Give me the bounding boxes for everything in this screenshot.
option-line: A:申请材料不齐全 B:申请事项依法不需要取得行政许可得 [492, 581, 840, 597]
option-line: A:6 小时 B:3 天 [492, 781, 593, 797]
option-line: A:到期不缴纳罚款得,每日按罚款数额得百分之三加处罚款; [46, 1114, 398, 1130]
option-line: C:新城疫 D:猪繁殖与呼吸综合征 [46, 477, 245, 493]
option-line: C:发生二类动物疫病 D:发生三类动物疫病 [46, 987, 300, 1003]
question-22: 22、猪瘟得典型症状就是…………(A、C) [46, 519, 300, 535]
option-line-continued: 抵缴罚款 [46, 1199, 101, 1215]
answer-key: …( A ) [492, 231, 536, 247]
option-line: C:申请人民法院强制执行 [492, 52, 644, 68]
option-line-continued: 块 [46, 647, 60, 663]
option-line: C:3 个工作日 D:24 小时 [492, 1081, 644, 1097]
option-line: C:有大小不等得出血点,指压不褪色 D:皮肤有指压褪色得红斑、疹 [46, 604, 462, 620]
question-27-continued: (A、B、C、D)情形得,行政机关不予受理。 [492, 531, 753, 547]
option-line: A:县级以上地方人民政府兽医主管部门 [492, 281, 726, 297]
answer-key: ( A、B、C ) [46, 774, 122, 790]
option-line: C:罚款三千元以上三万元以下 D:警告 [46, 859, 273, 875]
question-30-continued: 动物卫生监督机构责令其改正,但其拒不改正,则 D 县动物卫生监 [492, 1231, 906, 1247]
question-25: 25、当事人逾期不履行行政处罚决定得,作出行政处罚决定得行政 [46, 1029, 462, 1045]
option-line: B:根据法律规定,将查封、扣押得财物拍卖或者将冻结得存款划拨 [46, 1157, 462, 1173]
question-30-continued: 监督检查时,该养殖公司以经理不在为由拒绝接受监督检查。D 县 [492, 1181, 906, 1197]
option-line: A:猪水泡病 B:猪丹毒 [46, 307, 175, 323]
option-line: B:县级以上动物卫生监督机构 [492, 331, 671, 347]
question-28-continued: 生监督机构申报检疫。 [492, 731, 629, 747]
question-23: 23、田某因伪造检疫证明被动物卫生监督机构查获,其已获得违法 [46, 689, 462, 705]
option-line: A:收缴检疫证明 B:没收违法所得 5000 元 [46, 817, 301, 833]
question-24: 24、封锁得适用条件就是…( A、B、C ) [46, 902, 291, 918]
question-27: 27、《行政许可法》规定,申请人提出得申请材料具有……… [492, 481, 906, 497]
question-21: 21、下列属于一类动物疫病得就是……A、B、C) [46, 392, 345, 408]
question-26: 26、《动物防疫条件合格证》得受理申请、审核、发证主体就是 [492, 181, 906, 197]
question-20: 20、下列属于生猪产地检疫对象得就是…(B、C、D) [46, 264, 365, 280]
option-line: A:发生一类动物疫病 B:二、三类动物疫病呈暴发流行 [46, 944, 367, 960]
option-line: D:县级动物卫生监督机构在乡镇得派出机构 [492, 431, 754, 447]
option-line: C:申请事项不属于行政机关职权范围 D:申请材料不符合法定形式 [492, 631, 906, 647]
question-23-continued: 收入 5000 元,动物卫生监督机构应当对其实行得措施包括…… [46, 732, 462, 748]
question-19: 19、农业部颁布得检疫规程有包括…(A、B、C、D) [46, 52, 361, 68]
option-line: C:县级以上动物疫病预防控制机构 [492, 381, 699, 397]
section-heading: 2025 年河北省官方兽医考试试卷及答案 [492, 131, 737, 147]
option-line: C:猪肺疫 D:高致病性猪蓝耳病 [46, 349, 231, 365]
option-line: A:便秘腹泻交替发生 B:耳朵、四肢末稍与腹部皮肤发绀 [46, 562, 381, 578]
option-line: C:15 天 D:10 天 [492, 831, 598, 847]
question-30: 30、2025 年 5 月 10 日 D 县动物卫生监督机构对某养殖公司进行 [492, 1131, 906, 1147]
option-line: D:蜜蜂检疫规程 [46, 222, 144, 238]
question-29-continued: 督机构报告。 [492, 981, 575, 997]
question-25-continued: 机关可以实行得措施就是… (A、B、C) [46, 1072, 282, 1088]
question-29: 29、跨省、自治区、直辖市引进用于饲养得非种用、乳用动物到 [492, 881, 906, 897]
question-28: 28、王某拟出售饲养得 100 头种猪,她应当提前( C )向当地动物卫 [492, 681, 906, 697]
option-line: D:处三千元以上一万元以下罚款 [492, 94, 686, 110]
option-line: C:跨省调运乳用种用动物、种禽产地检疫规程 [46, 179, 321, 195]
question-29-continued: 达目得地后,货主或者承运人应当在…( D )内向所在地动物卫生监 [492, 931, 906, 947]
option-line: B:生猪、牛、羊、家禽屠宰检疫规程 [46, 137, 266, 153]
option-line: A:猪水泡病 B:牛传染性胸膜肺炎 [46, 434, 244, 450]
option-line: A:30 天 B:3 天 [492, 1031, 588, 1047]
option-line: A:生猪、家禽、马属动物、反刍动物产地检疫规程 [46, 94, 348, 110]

**Task instructions:** Retype, character for character, the rows from the first one through the row containing "option-line: A:到期不缴纳罚款得,每日按罚款数额得百分之三加处罚款; [46, 1114, 398, 1130]", inclusive.

**Answer to this exercise:**
Give me the bounding boxes for everything in this screenshot.
option-line: A:申请材料不齐全 B:申请事项依法不需要取得行政许可得 [492, 581, 840, 597]
option-line: A:6 小时 B:3 天 [492, 781, 593, 797]
option-line: A:到期不缴纳罚款得,每日按罚款数额得百分之三加处罚款; [46, 1114, 398, 1130]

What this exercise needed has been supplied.